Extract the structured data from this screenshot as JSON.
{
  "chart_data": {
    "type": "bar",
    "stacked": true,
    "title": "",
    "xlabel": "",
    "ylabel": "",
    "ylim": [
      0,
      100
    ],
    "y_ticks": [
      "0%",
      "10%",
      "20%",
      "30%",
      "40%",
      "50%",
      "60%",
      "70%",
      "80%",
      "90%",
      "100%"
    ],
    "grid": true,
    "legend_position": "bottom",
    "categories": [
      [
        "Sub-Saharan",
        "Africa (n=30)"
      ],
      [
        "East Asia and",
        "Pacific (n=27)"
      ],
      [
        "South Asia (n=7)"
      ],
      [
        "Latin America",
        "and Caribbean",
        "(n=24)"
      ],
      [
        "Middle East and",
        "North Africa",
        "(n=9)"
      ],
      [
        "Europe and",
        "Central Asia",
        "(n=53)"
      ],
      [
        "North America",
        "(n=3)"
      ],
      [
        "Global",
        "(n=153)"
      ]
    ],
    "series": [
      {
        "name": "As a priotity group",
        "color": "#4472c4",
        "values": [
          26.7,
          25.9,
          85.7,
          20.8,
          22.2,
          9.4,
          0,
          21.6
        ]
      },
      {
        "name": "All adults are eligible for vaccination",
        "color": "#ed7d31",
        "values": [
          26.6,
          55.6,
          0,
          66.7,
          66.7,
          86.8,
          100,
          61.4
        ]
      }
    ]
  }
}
--
# Written problem
Write out the entire listing exactly.

# Result
Extract the structured data from this screenshot as JSON.
{
  "chart_data": {
    "type": "bar",
    "stacked": true,
    "title": "",
    "xlabel": "",
    "ylabel": "",
    "ylim": [
      0,
      100
    ],
    "y_ticks": [
      "0%",
      "10%",
      "20%",
      "30%",
      "40%",
      "50%",
      "60%",
      "70%",
      "80%",
      "90%",
      "100%"
    ],
    "grid": true,
    "legend_position": "bottom",
    "categories": [
      [
        "Sub-Saharan",
        "Africa (n=30)"
      ],
      [
        "East Asia and",
        "Pacific (n=27)"
      ],
      [
        "South Asia (n=7)"
      ],
      [
        "Latin America",
        "and Caribbean",
        "(n=24)"
      ],
      [
        "Middle East and",
        "North Africa",
        "(n=9)"
      ],
      [
        "Europe and",
        "Central Asia",
        "(n=53)"
      ],
      [
        "North America",
        "(n=3)"
      ],
      [
        "Global",
        "(n=153)"
      ]
    ],
    "series": [
      {
        "name": "As a priotity group",
        "color": "#4472c4",
        "values": [
          26.7,
          25.9,
          85.7,
          20.8,
          22.2,
          9.4,
          0,
          21.6
        ]
      },
      {
        "name": "All adults are eligible for vaccination",
        "color": "#ed7d31",
        "values": [
          26.6,
          55.6,
          0,
          66.7,
          66.7,
          86.8,
          100,
          61.4
        ]
      }
    ]
  }
}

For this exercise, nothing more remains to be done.